TASK TO CARRY OUT
Present each line of the entries below that holds the word "Motile".

PROVIDED MATERIAL
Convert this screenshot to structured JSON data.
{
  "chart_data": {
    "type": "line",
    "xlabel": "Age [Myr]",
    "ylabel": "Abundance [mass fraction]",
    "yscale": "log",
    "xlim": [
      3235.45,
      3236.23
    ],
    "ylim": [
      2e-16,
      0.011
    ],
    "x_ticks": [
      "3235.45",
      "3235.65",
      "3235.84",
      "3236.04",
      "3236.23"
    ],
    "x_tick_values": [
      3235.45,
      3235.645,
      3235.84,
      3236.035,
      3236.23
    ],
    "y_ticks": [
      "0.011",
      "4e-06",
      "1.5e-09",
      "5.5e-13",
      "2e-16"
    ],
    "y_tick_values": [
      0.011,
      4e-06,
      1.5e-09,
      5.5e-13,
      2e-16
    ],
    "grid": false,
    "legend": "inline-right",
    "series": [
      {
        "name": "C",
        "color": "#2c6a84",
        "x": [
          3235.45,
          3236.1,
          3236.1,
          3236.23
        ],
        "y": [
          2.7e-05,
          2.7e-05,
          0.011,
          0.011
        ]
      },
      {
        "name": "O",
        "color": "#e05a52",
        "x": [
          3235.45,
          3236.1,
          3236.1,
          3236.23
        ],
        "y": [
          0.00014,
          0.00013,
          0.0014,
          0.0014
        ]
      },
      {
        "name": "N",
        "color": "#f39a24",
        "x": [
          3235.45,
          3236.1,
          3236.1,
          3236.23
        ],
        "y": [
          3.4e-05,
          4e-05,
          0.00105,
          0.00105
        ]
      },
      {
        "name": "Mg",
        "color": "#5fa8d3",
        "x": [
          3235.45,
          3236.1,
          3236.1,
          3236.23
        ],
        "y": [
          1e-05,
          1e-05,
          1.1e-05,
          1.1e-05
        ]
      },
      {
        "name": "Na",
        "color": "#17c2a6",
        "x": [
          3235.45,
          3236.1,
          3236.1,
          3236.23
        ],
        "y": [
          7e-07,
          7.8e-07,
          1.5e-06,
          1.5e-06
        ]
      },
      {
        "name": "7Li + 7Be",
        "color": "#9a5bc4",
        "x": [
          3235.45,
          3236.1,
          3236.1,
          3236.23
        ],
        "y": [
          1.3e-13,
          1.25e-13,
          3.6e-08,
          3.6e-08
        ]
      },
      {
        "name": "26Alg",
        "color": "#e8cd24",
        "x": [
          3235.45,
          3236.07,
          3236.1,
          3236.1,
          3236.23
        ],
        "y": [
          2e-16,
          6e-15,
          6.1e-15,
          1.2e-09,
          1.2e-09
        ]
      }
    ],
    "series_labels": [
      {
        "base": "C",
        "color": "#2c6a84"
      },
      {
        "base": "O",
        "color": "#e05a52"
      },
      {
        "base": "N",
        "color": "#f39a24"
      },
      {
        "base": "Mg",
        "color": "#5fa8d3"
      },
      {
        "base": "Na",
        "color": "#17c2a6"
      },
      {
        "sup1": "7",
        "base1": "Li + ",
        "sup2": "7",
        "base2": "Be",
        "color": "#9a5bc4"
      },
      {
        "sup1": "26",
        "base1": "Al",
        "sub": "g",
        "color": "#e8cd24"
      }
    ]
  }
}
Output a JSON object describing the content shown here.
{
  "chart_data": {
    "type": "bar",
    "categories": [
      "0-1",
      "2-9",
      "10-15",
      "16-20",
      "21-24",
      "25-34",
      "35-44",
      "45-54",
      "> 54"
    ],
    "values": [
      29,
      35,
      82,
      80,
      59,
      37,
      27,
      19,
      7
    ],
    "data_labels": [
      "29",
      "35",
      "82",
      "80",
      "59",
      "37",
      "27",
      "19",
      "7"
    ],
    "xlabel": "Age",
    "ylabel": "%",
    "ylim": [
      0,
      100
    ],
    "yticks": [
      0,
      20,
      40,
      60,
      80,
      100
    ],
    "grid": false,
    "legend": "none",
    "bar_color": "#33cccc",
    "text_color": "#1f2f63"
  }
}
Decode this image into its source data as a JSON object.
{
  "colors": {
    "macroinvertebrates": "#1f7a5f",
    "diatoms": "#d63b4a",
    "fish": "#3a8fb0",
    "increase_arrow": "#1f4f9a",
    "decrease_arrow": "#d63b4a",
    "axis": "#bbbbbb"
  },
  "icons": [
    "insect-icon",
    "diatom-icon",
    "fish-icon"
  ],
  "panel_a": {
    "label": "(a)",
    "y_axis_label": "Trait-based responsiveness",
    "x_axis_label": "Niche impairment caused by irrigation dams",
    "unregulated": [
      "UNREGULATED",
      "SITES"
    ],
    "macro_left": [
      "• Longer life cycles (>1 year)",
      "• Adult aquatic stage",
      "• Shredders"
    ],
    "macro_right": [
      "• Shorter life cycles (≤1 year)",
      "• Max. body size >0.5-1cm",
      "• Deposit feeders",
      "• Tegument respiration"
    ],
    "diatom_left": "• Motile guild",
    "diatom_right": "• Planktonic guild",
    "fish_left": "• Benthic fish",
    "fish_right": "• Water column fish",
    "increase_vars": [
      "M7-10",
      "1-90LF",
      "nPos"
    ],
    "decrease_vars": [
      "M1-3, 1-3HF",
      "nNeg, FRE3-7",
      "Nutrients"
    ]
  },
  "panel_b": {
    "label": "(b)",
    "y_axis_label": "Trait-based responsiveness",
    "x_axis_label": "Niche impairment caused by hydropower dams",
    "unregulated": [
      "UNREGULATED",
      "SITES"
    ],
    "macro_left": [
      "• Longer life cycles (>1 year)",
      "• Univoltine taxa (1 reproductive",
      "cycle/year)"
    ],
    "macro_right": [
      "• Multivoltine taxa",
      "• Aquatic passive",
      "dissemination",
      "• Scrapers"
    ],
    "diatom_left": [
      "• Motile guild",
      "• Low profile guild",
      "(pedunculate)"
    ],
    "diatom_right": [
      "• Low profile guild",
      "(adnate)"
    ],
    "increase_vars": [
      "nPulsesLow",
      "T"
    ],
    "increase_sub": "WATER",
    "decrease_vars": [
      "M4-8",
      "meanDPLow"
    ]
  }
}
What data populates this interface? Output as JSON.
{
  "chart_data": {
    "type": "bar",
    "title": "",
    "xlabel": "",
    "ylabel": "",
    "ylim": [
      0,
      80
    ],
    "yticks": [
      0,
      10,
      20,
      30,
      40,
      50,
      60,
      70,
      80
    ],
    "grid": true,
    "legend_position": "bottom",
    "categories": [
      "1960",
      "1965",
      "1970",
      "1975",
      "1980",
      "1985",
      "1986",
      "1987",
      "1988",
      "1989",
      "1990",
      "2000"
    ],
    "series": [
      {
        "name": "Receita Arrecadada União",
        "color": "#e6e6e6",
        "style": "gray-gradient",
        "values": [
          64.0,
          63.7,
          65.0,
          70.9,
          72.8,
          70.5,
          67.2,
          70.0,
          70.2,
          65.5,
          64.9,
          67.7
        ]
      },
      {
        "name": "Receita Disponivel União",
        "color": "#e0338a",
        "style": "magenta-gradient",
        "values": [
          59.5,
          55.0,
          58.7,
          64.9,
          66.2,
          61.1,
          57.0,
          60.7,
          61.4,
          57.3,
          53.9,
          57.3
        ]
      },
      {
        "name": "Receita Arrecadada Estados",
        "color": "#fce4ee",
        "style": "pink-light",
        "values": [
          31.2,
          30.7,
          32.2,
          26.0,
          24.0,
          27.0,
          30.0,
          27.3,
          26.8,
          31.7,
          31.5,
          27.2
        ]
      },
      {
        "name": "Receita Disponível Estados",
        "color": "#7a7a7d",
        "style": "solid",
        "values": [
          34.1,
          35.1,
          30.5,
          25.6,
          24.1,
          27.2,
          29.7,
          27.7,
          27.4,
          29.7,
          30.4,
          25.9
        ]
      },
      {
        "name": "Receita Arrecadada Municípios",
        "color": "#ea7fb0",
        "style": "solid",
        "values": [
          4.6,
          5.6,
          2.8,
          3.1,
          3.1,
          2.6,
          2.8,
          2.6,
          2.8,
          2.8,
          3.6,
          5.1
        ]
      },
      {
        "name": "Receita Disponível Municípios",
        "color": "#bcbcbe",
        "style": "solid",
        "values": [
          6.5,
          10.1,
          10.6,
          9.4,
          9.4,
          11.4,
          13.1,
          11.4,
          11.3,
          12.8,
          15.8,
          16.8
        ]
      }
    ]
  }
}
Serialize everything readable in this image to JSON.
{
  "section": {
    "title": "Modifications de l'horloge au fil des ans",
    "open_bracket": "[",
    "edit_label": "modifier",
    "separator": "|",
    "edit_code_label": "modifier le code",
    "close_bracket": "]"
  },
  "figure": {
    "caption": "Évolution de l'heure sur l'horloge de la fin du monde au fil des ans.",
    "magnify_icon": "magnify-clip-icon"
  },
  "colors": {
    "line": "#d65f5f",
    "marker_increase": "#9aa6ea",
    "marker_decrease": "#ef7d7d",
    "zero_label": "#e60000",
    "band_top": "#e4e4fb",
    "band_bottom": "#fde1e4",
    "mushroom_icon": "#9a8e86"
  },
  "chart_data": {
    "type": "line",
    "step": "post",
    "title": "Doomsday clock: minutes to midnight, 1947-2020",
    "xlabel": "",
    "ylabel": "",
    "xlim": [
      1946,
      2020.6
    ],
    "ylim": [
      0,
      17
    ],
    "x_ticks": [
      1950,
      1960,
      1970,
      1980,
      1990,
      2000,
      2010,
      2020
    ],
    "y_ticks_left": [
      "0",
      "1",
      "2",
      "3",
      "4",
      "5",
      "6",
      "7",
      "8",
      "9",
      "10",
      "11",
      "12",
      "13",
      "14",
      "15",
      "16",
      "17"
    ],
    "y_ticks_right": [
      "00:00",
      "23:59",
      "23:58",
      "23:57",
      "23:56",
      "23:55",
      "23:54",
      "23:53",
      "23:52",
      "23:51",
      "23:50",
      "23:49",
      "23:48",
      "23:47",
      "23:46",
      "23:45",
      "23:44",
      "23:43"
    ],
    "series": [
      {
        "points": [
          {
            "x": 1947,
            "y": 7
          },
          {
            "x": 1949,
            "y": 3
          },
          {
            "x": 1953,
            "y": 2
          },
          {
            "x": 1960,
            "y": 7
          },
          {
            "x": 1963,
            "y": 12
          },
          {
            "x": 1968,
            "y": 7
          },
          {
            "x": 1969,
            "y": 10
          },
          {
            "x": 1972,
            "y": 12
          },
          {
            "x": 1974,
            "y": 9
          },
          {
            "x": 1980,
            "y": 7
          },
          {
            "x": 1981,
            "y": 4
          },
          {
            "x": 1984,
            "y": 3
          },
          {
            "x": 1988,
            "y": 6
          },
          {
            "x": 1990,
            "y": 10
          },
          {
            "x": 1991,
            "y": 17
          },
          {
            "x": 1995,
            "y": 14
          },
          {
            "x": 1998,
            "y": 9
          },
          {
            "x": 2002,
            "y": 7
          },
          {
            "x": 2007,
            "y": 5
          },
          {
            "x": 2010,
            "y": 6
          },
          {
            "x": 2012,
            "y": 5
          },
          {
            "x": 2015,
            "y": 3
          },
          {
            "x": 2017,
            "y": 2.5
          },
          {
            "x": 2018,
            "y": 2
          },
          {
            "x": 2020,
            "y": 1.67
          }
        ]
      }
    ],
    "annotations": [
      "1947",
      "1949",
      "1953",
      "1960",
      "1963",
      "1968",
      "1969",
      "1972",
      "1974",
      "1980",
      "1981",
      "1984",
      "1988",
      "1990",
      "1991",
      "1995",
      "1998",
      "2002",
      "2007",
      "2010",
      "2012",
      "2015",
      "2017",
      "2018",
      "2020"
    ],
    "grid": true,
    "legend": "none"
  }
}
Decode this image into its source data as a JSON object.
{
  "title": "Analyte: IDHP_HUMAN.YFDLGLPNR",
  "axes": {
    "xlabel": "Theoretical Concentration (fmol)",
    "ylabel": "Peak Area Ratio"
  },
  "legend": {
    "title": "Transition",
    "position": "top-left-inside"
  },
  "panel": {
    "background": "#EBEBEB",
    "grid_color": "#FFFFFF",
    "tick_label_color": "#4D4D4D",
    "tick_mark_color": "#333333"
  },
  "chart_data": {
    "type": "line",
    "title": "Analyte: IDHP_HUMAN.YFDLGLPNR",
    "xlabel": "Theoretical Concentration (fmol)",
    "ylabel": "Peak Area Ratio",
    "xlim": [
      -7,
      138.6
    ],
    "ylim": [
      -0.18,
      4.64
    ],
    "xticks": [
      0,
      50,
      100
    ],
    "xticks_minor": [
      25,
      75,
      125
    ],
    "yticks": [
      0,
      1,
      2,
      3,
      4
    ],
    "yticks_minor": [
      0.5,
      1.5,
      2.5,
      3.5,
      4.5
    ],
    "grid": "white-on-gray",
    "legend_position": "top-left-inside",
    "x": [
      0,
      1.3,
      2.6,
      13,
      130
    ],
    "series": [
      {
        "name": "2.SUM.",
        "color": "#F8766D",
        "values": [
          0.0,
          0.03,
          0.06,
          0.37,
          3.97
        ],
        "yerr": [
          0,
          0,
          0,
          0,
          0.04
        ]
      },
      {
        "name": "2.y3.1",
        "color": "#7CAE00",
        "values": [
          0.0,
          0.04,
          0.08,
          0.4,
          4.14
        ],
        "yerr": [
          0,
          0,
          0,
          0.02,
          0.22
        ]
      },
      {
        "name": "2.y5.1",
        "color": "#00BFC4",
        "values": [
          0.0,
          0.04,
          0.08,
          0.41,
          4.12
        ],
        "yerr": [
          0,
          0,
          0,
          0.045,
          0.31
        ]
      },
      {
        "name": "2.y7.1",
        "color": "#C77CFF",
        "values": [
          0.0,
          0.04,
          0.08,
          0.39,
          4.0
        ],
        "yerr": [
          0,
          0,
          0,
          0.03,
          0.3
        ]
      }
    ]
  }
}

RESPONSE
    "diatom_left": "• Motile guild",
      "• Motile guild",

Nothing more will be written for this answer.